● The task: Whenever a line contains the string "crying", copy it out of the entries.

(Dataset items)

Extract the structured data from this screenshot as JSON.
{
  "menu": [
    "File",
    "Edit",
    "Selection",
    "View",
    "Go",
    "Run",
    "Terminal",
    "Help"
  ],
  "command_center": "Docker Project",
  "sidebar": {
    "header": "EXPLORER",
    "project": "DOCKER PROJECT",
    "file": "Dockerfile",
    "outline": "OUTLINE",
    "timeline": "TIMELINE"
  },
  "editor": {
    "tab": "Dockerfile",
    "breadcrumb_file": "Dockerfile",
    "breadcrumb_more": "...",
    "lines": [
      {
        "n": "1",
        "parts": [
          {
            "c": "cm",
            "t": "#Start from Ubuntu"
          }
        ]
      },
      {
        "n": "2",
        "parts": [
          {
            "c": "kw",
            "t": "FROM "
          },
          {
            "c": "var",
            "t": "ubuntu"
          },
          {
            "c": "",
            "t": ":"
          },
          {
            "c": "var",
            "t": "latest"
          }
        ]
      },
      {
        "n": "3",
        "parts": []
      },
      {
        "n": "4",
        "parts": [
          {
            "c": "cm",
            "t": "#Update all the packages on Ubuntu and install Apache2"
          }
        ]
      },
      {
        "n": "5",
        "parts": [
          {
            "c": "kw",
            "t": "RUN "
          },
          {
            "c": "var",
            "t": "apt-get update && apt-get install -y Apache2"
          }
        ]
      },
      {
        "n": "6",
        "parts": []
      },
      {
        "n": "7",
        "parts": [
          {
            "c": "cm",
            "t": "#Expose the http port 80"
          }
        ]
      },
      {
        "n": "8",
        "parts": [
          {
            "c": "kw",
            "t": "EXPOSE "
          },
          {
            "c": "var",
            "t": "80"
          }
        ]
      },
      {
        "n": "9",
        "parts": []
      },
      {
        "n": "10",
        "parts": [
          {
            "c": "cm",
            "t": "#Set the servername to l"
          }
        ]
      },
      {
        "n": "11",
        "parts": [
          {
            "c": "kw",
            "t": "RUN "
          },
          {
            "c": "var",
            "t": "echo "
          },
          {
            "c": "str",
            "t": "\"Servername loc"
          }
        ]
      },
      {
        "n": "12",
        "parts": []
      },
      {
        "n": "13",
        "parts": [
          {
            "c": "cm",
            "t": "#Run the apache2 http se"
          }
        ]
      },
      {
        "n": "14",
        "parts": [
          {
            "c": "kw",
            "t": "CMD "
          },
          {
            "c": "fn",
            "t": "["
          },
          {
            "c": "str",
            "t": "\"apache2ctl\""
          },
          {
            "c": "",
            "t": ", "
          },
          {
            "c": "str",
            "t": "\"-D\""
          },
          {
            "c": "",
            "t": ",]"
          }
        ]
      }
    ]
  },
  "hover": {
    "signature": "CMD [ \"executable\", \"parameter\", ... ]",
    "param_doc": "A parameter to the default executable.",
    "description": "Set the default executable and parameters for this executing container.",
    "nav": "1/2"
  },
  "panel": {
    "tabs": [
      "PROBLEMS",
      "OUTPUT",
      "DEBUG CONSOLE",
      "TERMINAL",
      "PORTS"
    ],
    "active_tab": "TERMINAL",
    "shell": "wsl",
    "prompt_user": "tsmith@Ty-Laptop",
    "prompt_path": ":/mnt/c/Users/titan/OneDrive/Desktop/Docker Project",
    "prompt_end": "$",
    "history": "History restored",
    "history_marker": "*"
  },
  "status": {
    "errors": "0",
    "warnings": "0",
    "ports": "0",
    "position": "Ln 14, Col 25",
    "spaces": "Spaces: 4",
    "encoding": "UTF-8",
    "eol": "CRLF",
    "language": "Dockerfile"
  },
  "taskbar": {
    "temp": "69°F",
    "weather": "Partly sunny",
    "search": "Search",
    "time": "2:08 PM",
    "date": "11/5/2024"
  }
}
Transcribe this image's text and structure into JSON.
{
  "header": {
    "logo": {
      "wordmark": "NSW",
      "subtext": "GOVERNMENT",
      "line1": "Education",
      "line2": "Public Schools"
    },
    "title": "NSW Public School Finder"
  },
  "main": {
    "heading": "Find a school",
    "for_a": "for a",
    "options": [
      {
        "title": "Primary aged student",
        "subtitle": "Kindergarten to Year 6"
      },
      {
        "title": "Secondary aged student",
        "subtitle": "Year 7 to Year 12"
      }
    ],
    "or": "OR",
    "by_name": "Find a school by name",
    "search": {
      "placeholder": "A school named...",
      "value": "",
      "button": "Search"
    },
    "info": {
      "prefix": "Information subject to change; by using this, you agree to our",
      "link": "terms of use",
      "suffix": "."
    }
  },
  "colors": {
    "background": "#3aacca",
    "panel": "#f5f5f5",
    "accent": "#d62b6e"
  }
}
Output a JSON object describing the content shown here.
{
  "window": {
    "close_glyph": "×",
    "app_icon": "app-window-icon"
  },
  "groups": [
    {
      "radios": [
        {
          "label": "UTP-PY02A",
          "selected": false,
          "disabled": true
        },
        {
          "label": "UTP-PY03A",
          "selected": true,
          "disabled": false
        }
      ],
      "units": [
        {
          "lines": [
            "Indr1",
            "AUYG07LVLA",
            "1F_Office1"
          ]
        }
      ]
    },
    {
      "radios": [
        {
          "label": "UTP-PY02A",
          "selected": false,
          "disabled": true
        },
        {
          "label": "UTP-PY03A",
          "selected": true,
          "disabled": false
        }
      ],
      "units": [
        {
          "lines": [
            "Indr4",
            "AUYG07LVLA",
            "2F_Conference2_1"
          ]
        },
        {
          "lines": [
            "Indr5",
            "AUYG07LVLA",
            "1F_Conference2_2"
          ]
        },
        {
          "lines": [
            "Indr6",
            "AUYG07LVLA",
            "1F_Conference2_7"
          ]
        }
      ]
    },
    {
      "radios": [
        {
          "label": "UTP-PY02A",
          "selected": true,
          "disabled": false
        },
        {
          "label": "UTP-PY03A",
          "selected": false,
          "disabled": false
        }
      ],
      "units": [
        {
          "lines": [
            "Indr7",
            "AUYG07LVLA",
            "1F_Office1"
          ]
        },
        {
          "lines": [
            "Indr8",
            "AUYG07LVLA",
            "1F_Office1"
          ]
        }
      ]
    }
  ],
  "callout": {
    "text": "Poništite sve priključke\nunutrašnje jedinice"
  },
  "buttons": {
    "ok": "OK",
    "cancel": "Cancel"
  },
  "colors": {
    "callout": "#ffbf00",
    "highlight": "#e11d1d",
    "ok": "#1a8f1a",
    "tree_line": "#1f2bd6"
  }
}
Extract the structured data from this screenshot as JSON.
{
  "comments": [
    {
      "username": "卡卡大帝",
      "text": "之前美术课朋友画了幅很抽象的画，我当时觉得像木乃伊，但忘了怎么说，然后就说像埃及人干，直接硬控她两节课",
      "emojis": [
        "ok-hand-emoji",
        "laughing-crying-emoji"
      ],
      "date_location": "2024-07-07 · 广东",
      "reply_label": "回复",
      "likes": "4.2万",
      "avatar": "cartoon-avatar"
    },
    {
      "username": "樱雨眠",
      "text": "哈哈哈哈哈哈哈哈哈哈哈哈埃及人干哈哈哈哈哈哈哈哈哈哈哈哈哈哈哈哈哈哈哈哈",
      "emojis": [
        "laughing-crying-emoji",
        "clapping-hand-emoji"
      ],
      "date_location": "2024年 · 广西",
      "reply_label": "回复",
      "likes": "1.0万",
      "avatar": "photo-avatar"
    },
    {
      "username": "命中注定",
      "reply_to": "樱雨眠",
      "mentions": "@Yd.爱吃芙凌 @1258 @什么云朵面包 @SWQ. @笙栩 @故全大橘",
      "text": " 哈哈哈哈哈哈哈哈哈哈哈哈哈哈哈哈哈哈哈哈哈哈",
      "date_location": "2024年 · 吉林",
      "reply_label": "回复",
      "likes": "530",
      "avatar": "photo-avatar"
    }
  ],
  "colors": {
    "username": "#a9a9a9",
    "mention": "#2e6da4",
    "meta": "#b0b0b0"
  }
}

● Output for this exercise:
        "laughing-crying-emoji"
        "laughing-crying-emoji",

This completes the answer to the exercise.